• What is required:
Find the lines with "BINANCE" in them and copy them out.

• Source data:
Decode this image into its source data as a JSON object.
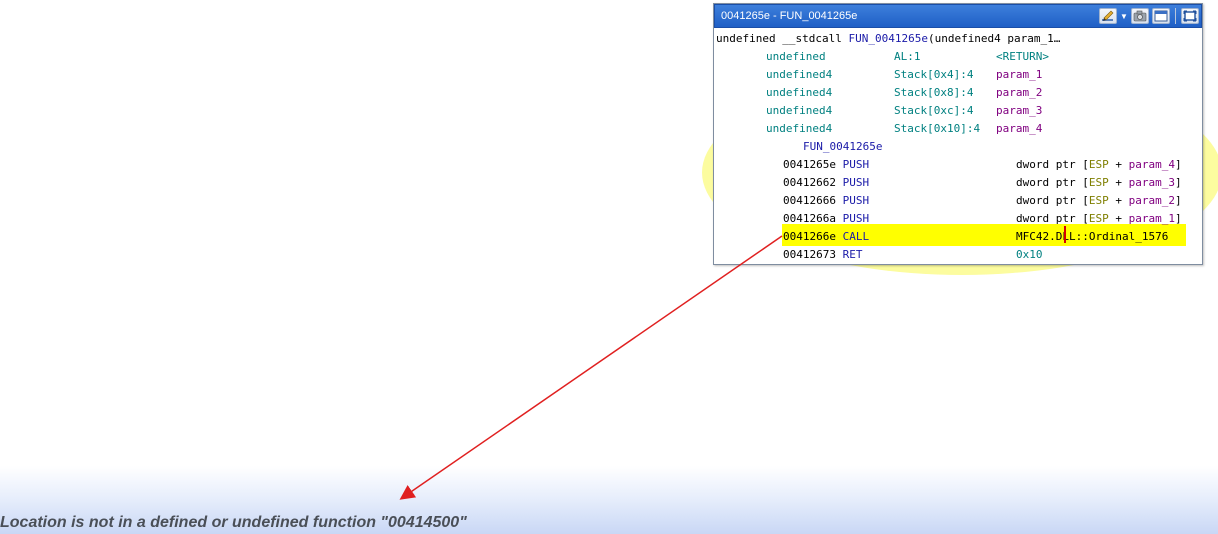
{
  "popup": {
    "title": "0041265e - FUN_0041265e",
    "signature": {
      "ret_type": "undefined",
      "conv": "__stdcall",
      "name": "FUN_0041265e",
      "params": "(undefined4 param_1…"
    },
    "vars": [
      {
        "type": "undefined",
        "storage": "AL:1",
        "name": "<RETURN>"
      },
      {
        "type": "undefined4",
        "storage": "Stack[0x4]:4",
        "name": "param_1"
      },
      {
        "type": "undefined4",
        "storage": "Stack[0x8]:4",
        "name": "param_2"
      },
      {
        "type": "undefined4",
        "storage": "Stack[0xc]:4",
        "name": "param_3"
      },
      {
        "type": "undefined4",
        "storage": "Stack[0x10]:4",
        "name": "param_4"
      }
    ],
    "label": "FUN_0041265e",
    "instructions": [
      {
        "addr": "0041265e",
        "mnemonic": "PUSH",
        "op_prefix": "dword ptr ",
        "reg": "ESP",
        "plus": " + ",
        "param": "param_4"
      },
      {
        "addr": "00412662",
        "mnemonic": "PUSH",
        "op_prefix": "dword ptr ",
        "reg": "ESP",
        "plus": " + ",
        "param": "param_3"
      },
      {
        "addr": "00412666",
        "mnemonic": "PUSH",
        "op_prefix": "dword ptr ",
        "reg": "ESP",
        "plus": " + ",
        "param": "param_2"
      },
      {
        "addr": "0041266a",
        "mnemonic": "PUSH",
        "op_prefix": "dword ptr ",
        "reg": "ESP",
        "plus": " + ",
        "param": "param_1"
      },
      {
        "addr": "0041266e",
        "mnemonic": "CALL",
        "operand": "MFC42.DLL::Ordinal_1576"
      },
      {
        "addr": "00412673",
        "mnemonic": "RET",
        "operand": "0x10"
      }
    ],
    "toolbar_icons": [
      "edit-pencil-icon",
      "dropdown-arrow-icon",
      "snapshot-camera-icon",
      "window-icon",
      "maximize-icon"
    ]
  },
  "status": {
    "message": "Location is not in a defined or undefined function \"00414500\""
  },
  "colors": {
    "highlight": "#ffff00",
    "glow": "#fbfb8e",
    "arrow": "#e02020",
    "title_bg": "#2a6ad0"
  }
}
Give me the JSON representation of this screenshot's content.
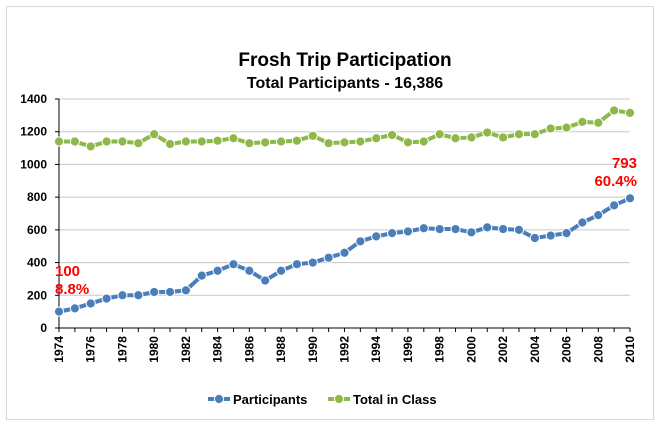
{
  "chart_data": {
    "type": "line",
    "title": "Frosh Trip Participation",
    "subtitle": "Total Participants - 16,386",
    "xlabel": "",
    "ylabel": "",
    "ylim": [
      0,
      1400
    ],
    "yticks": [
      "0",
      "200",
      "400",
      "600",
      "800",
      "1000",
      "1200",
      "1400"
    ],
    "xticks": [
      "1974",
      "1976",
      "1978",
      "1980",
      "1982",
      "1984",
      "1986",
      "1988",
      "1990",
      "1992",
      "1994",
      "1996",
      "1998",
      "2000",
      "2002",
      "2004",
      "2006",
      "2008",
      "2010"
    ],
    "x": [
      1974,
      1975,
      1976,
      1977,
      1978,
      1979,
      1980,
      1981,
      1982,
      1983,
      1984,
      1985,
      1986,
      1987,
      1988,
      1989,
      1990,
      1991,
      1992,
      1993,
      1994,
      1995,
      1996,
      1997,
      1998,
      1999,
      2000,
      2001,
      2002,
      2003,
      2004,
      2005,
      2006,
      2007,
      2008,
      2009,
      2010
    ],
    "grid": "horizontal",
    "legend_position": "bottom",
    "series": [
      {
        "name": "Participants",
        "color": "#4a7ebb",
        "values": [
          100,
          120,
          150,
          180,
          200,
          200,
          220,
          220,
          230,
          320,
          350,
          390,
          350,
          290,
          350,
          390,
          400,
          430,
          460,
          530,
          560,
          580,
          590,
          610,
          605,
          605,
          585,
          615,
          605,
          600,
          550,
          565,
          580,
          645,
          690,
          750,
          793
        ]
      },
      {
        "name": "Total in Class",
        "color": "#8fb84a",
        "values": [
          1140,
          1140,
          1110,
          1140,
          1140,
          1130,
          1185,
          1125,
          1140,
          1140,
          1145,
          1160,
          1130,
          1135,
          1140,
          1145,
          1175,
          1130,
          1135,
          1140,
          1160,
          1180,
          1135,
          1140,
          1185,
          1160,
          1165,
          1195,
          1165,
          1185,
          1185,
          1220,
          1225,
          1260,
          1255,
          1330,
          1315
        ]
      }
    ],
    "annotations": [
      {
        "lines": [
          "100",
          "8.8%"
        ],
        "color": "#ff0000",
        "at": "start"
      },
      {
        "lines": [
          "793",
          "60.4%"
        ],
        "color": "#ff0000",
        "at": "end"
      }
    ]
  }
}
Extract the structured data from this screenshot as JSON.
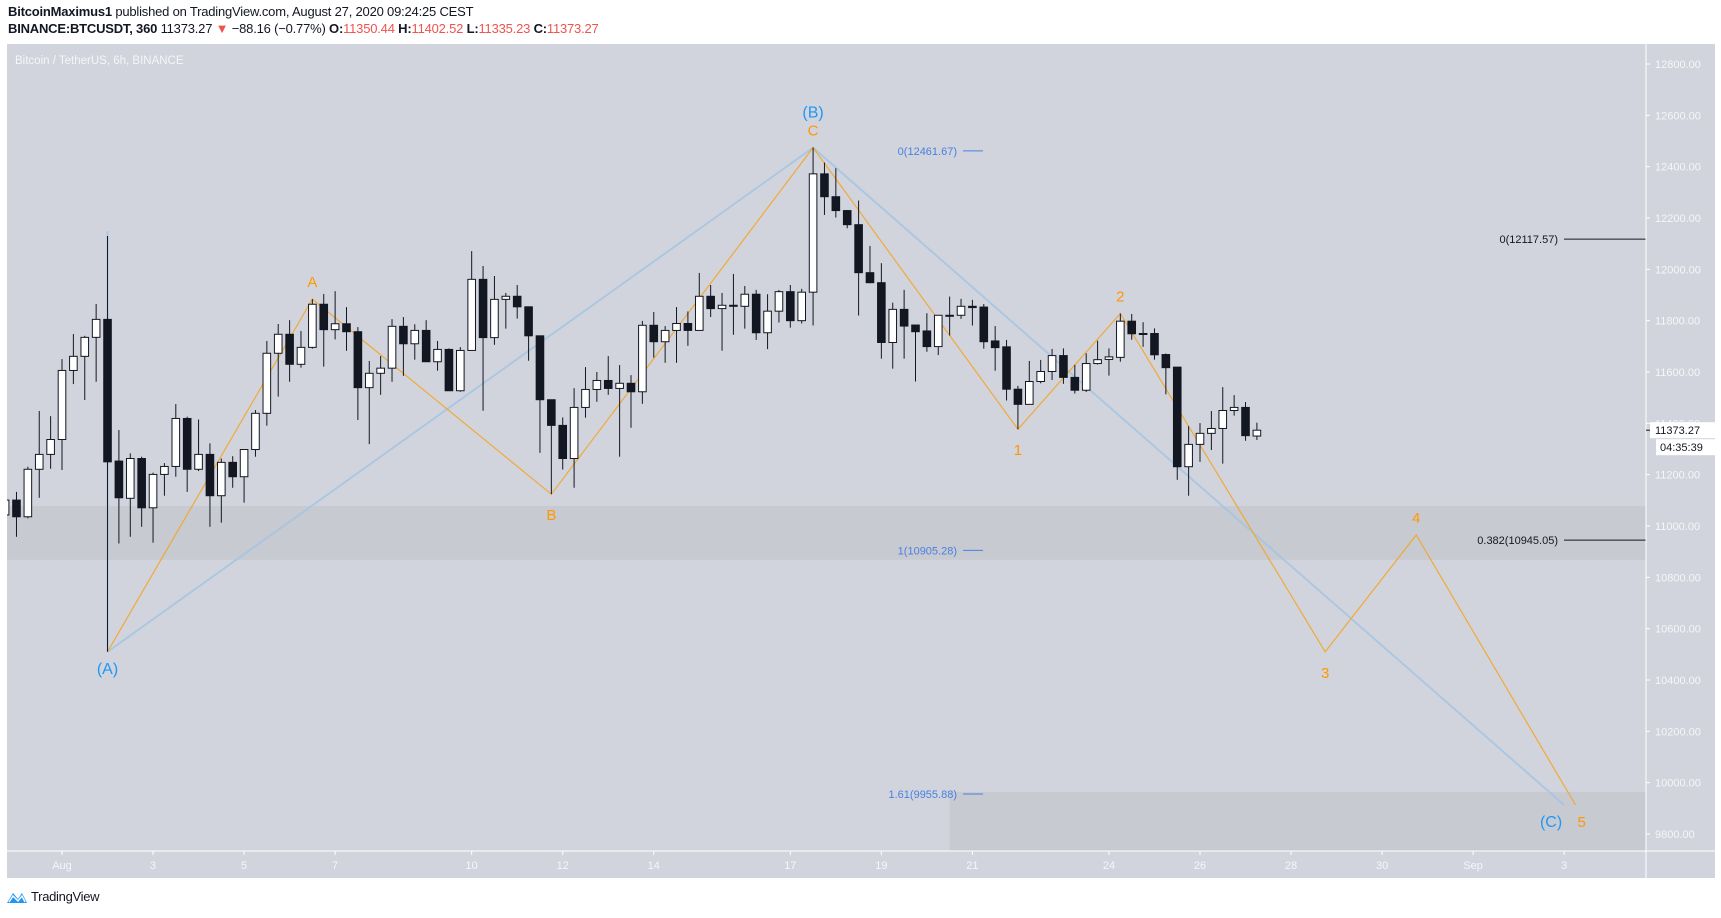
{
  "header": {
    "author": "BitcoinMaximus1",
    "published": "published on TradingView.com, August 27, 2020 09:24:25 CEST",
    "symbol": "BINANCE:BTCUSDT, 360",
    "last": "11373.27",
    "change_arrow": "▼",
    "change": "−88.16 (−0.77%)",
    "o_label": "O:",
    "o": "11350.44",
    "h_label": "H:",
    "h": "11402.52",
    "l_label": "L:",
    "l": "11335.23",
    "c_label": "C:",
    "c": "11373.27"
  },
  "footer": {
    "brand": "TradingView",
    "logo_icon": "tradingview-logo-icon"
  },
  "chart_data": {
    "type": "candlestick",
    "legend": "Bitcoin / TetherUS, 6h, BINANCE",
    "ylim": [
      9734,
      12880
    ],
    "y_ticks": [
      "12800.00",
      "12600.00",
      "12400.00",
      "12200.00",
      "12000.00",
      "11800.00",
      "11600.00",
      "11400.00",
      "11200.00",
      "11000.00",
      "10800.00",
      "10600.00",
      "10400.00",
      "10200.00",
      "10000.00",
      "9800.00"
    ],
    "x_ticks": [
      {
        "label": "Aug",
        "t": "2020-08-01T00:00"
      },
      {
        "label": "3",
        "t": "2020-08-03T00:00"
      },
      {
        "label": "5",
        "t": "2020-08-05T00:00"
      },
      {
        "label": "7",
        "t": "2020-08-07T00:00"
      },
      {
        "label": "10",
        "t": "2020-08-10T00:00"
      },
      {
        "label": "12",
        "t": "2020-08-12T00:00"
      },
      {
        "label": "14",
        "t": "2020-08-14T00:00"
      },
      {
        "label": "17",
        "t": "2020-08-17T00:00"
      },
      {
        "label": "19",
        "t": "2020-08-19T00:00"
      },
      {
        "label": "21",
        "t": "2020-08-21T00:00"
      },
      {
        "label": "24",
        "t": "2020-08-24T00:00"
      },
      {
        "label": "26",
        "t": "2020-08-26T00:00"
      },
      {
        "label": "28",
        "t": "2020-08-28T00:00"
      },
      {
        "label": "30",
        "t": "2020-08-30T00:00"
      },
      {
        "label": "Sep",
        "t": "2020-09-01T00:00"
      },
      {
        "label": "3",
        "t": "2020-09-03T00:00"
      }
    ],
    "last_price_label": "11373.27",
    "countdown": "04:35:39",
    "colors": {
      "bg": "#d1d4dc",
      "zone": "#c8cad2",
      "up": "#ffffff",
      "down": "#131722",
      "wave_minor": "#f7a21b",
      "wave_major": "#2196f3",
      "fib_blue": "#4a7fe0",
      "fib_black": "#131722"
    },
    "candles_columns": [
      "time",
      "open",
      "high",
      "low",
      "close"
    ],
    "candles": [
      [
        "2020-07-30T18:00",
        11043,
        11120,
        11020,
        11101
      ],
      [
        "2020-07-31T00:00",
        11101,
        11133,
        10958,
        11036
      ],
      [
        "2020-07-31T06:00",
        11036,
        11231,
        11030,
        11221
      ],
      [
        "2020-07-31T12:00",
        11221,
        11448,
        11110,
        11279
      ],
      [
        "2020-07-31T18:00",
        11279,
        11428,
        11223,
        11337
      ],
      [
        "2020-08-01T00:00",
        11337,
        11650,
        11218,
        11606
      ],
      [
        "2020-08-01T06:00",
        11606,
        11748,
        11553,
        11661
      ],
      [
        "2020-08-01T12:00",
        11661,
        11741,
        11491,
        11735
      ],
      [
        "2020-08-01T18:00",
        11735,
        11865,
        11562,
        11805
      ],
      [
        "2020-08-02T00:00",
        11805,
        12130,
        10510,
        11250
      ],
      [
        "2020-08-02T06:00",
        11253,
        11374,
        10932,
        11110
      ],
      [
        "2020-08-02T12:00",
        11108,
        11283,
        10958,
        11263
      ],
      [
        "2020-08-02T18:00",
        11263,
        11270,
        10997,
        11071
      ],
      [
        "2020-08-03T00:00",
        11071,
        11208,
        10935,
        11201
      ],
      [
        "2020-08-03T06:00",
        11201,
        11245,
        11118,
        11232
      ],
      [
        "2020-08-03T12:00",
        11232,
        11475,
        11192,
        11419
      ],
      [
        "2020-08-03T18:00",
        11419,
        11426,
        11133,
        11221
      ],
      [
        "2020-08-04T00:00",
        11221,
        11415,
        11214,
        11279
      ],
      [
        "2020-08-04T06:00",
        11279,
        11322,
        10997,
        11118
      ],
      [
        "2020-08-04T12:00",
        11118,
        11263,
        11013,
        11248
      ],
      [
        "2020-08-04T18:00",
        11248,
        11272,
        11149,
        11192
      ],
      [
        "2020-08-05T00:00",
        11192,
        11298,
        11091,
        11298
      ],
      [
        "2020-08-05T06:00",
        11298,
        11452,
        11270,
        11439
      ],
      [
        "2020-08-05T12:00",
        11439,
        11721,
        11391,
        11673
      ],
      [
        "2020-08-05T18:00",
        11673,
        11787,
        11504,
        11747
      ],
      [
        "2020-08-06T00:00",
        11747,
        11802,
        11562,
        11630
      ],
      [
        "2020-08-06T06:00",
        11630,
        11760,
        11617,
        11696
      ],
      [
        "2020-08-06T12:00",
        11696,
        11884,
        11691,
        11864
      ],
      [
        "2020-08-06T18:00",
        11864,
        11904,
        11621,
        11765
      ],
      [
        "2020-08-07T00:00",
        11765,
        11915,
        11727,
        11788
      ],
      [
        "2020-08-07T06:00",
        11788,
        11853,
        11683,
        11757
      ],
      [
        "2020-08-07T12:00",
        11757,
        11775,
        11413,
        11539
      ],
      [
        "2020-08-07T18:00",
        11539,
        11643,
        11319,
        11595
      ],
      [
        "2020-08-08T00:00",
        11595,
        11662,
        11511,
        11615
      ],
      [
        "2020-08-08T06:00",
        11615,
        11806,
        11562,
        11778
      ],
      [
        "2020-08-08T12:00",
        11778,
        11814,
        11585,
        11710
      ],
      [
        "2020-08-08T18:00",
        11710,
        11786,
        11648,
        11762
      ],
      [
        "2020-08-09T00:00",
        11762,
        11802,
        11640,
        11640
      ],
      [
        "2020-08-09T06:00",
        11640,
        11721,
        11605,
        11688
      ],
      [
        "2020-08-09T12:00",
        11688,
        11692,
        11527,
        11527
      ],
      [
        "2020-08-09T18:00",
        11527,
        11697,
        11523,
        11684
      ],
      [
        "2020-08-10T00:00",
        11684,
        12071,
        11684,
        11961
      ],
      [
        "2020-08-10T06:00",
        11961,
        12013,
        11449,
        11734
      ],
      [
        "2020-08-10T12:00",
        11734,
        11974,
        11706,
        11883
      ],
      [
        "2020-08-10T18:00",
        11883,
        11908,
        11769,
        11895
      ],
      [
        "2020-08-11T00:00",
        11895,
        11939,
        11808,
        11854
      ],
      [
        "2020-08-11T06:00",
        11854,
        11854,
        11644,
        11741
      ],
      [
        "2020-08-11T12:00",
        11741,
        11741,
        11285,
        11492
      ],
      [
        "2020-08-11T18:00",
        11492,
        11492,
        11124,
        11392
      ],
      [
        "2020-08-12T00:00",
        11392,
        11423,
        11220,
        11263
      ],
      [
        "2020-08-12T06:00",
        11263,
        11537,
        11149,
        11462
      ],
      [
        "2020-08-12T12:00",
        11462,
        11619,
        11422,
        11532
      ],
      [
        "2020-08-12T18:00",
        11532,
        11600,
        11484,
        11567
      ],
      [
        "2020-08-13T00:00",
        11567,
        11662,
        11511,
        11536
      ],
      [
        "2020-08-13T06:00",
        11536,
        11627,
        11270,
        11556
      ],
      [
        "2020-08-13T12:00",
        11556,
        11588,
        11383,
        11523
      ],
      [
        "2020-08-13T18:00",
        11523,
        11799,
        11476,
        11782
      ],
      [
        "2020-08-14T00:00",
        11782,
        11834,
        11656,
        11718
      ],
      [
        "2020-08-14T06:00",
        11718,
        11779,
        11636,
        11762
      ],
      [
        "2020-08-14T12:00",
        11762,
        11853,
        11636,
        11789
      ],
      [
        "2020-08-14T18:00",
        11789,
        11836,
        11702,
        11762
      ],
      [
        "2020-08-15T00:00",
        11762,
        11986,
        11762,
        11895
      ],
      [
        "2020-08-15T06:00",
        11895,
        11939,
        11814,
        11847
      ],
      [
        "2020-08-15T12:00",
        11847,
        11908,
        11683,
        11860
      ],
      [
        "2020-08-15T18:00",
        11860,
        11982,
        11745,
        11856
      ],
      [
        "2020-08-16T00:00",
        11856,
        11935,
        11769,
        11903
      ],
      [
        "2020-08-16T06:00",
        11903,
        11920,
        11725,
        11753
      ],
      [
        "2020-08-16T12:00",
        11753,
        11903,
        11689,
        11837
      ],
      [
        "2020-08-16T18:00",
        11837,
        11920,
        11793,
        11913
      ],
      [
        "2020-08-17T00:00",
        11913,
        11939,
        11773,
        11800
      ],
      [
        "2020-08-17T06:00",
        11800,
        11924,
        11789,
        11911
      ],
      [
        "2020-08-17T12:00",
        11911,
        12474,
        11781,
        12372
      ],
      [
        "2020-08-17T18:00",
        12372,
        12416,
        12212,
        12283
      ],
      [
        "2020-08-18T00:00",
        12283,
        12394,
        12202,
        12229
      ],
      [
        "2020-08-18T06:00",
        12229,
        12231,
        12160,
        12174
      ],
      [
        "2020-08-18T12:00",
        12174,
        12268,
        11820,
        11987
      ],
      [
        "2020-08-18T18:00",
        11987,
        12091,
        11946,
        11948
      ],
      [
        "2020-08-19T00:00",
        11948,
        12024,
        11652,
        11715
      ],
      [
        "2020-08-19T06:00",
        11715,
        11870,
        11613,
        11844
      ],
      [
        "2020-08-19T12:00",
        11844,
        11920,
        11652,
        11779
      ],
      [
        "2020-08-19T18:00",
        11783,
        11783,
        11563,
        11757
      ],
      [
        "2020-08-20T00:00",
        11760,
        11829,
        11679,
        11699
      ],
      [
        "2020-08-20T06:00",
        11699,
        11821,
        11666,
        11821
      ],
      [
        "2020-08-20T12:00",
        11821,
        11894,
        11742,
        11821
      ],
      [
        "2020-08-20T18:00",
        11821,
        11885,
        11807,
        11856
      ],
      [
        "2020-08-21T00:00",
        11856,
        11881,
        11781,
        11851
      ],
      [
        "2020-08-21T06:00",
        11853,
        11865,
        11691,
        11718
      ],
      [
        "2020-08-21T12:00",
        11721,
        11779,
        11605,
        11695
      ],
      [
        "2020-08-21T18:00",
        11698,
        11725,
        11489,
        11533
      ],
      [
        "2020-08-22T00:00",
        11533,
        11546,
        11377,
        11474
      ],
      [
        "2020-08-22T06:00",
        11474,
        11643,
        11474,
        11563
      ],
      [
        "2020-08-22T12:00",
        11563,
        11647,
        11556,
        11602
      ],
      [
        "2020-08-22T18:00",
        11602,
        11690,
        11569,
        11664
      ],
      [
        "2020-08-23T00:00",
        11664,
        11692,
        11554,
        11579
      ],
      [
        "2020-08-23T06:00",
        11579,
        11628,
        11516,
        11529
      ],
      [
        "2020-08-23T12:00",
        11529,
        11673,
        11522,
        11633
      ],
      [
        "2020-08-23T18:00",
        11633,
        11722,
        11629,
        11648
      ],
      [
        "2020-08-24T00:00",
        11649,
        11692,
        11586,
        11659
      ],
      [
        "2020-08-24T06:00",
        11657,
        11828,
        11640,
        11798
      ],
      [
        "2020-08-24T12:00",
        11798,
        11826,
        11726,
        11749
      ],
      [
        "2020-08-24T18:00",
        11750,
        11794,
        11698,
        11750
      ],
      [
        "2020-08-25T00:00",
        11750,
        11770,
        11648,
        11667
      ],
      [
        "2020-08-25T06:00",
        11668,
        11672,
        11513,
        11617
      ],
      [
        "2020-08-25T12:00",
        11619,
        11619,
        11180,
        11231
      ],
      [
        "2020-08-25T18:00",
        11231,
        11389,
        11118,
        11318
      ],
      [
        "2020-08-26T00:00",
        11318,
        11401,
        11250,
        11361
      ],
      [
        "2020-08-26T06:00",
        11361,
        11448,
        11296,
        11380
      ],
      [
        "2020-08-26T12:00",
        11380,
        11541,
        11243,
        11450
      ],
      [
        "2020-08-26T18:00",
        11450,
        11510,
        11430,
        11462
      ],
      [
        "2020-08-27T00:00",
        11462,
        11483,
        11332,
        11352
      ],
      [
        "2020-08-27T06:00",
        11350.44,
        11402.52,
        11335.23,
        11373.27
      ]
    ],
    "wave_major": [
      {
        "label": "(A)",
        "t": "2020-08-02T00:00",
        "price": 10510,
        "pos": "below"
      },
      {
        "label": "(B)",
        "t": "2020-08-17T12:00",
        "price": 12474,
        "pos": "above"
      },
      {
        "label": "(C)",
        "t": "2020-09-03T00:00",
        "price": 9913,
        "pos": "below"
      }
    ],
    "wave_minor": [
      {
        "label": "",
        "t": "2020-08-02T00:00",
        "price": 10510,
        "pos": "none"
      },
      {
        "label": "A",
        "t": "2020-08-06T12:00",
        "price": 11884,
        "pos": "above"
      },
      {
        "label": "B",
        "t": "2020-08-11T18:00",
        "price": 11124,
        "pos": "below"
      },
      {
        "label": "C",
        "t": "2020-08-17T12:00",
        "price": 12474,
        "pos": "above"
      },
      {
        "label": "1",
        "t": "2020-08-22T00:00",
        "price": 11377,
        "pos": "below"
      },
      {
        "label": "2",
        "t": "2020-08-24T06:00",
        "price": 11828,
        "pos": "above"
      },
      {
        "label": "3",
        "t": "2020-08-28T18:00",
        "price": 10510,
        "pos": "below"
      },
      {
        "label": "4",
        "t": "2020-08-30T18:00",
        "price": 10965,
        "pos": "above"
      },
      {
        "label": "5",
        "t": "2020-09-03T06:00",
        "price": 9913,
        "pos": "below"
      }
    ],
    "fib_blue": [
      {
        "label": "0(12461.67)",
        "price": 12461.67
      },
      {
        "label": "1(10905.28)",
        "price": 10905.28
      },
      {
        "label": "1.61(9955.88)",
        "price": 9955.88
      }
    ],
    "fib_black": [
      {
        "label": "0(12117.57)",
        "price": 12117.57
      },
      {
        "label": "0.382(10945.05)",
        "price": 10945.05
      }
    ],
    "zones": [
      {
        "from_price": 11078,
        "to_price": 10868,
        "from_t": "2020-07-30T00:00"
      },
      {
        "from_price": 9964,
        "to_price": 9734,
        "from_t": "2020-08-20T12:00"
      }
    ]
  }
}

• Task answer:
    "symbol": "BINANCE:BTCUSDT, 360",
    "legend": "Bitcoin / TetherUS, 6h, BINANCE",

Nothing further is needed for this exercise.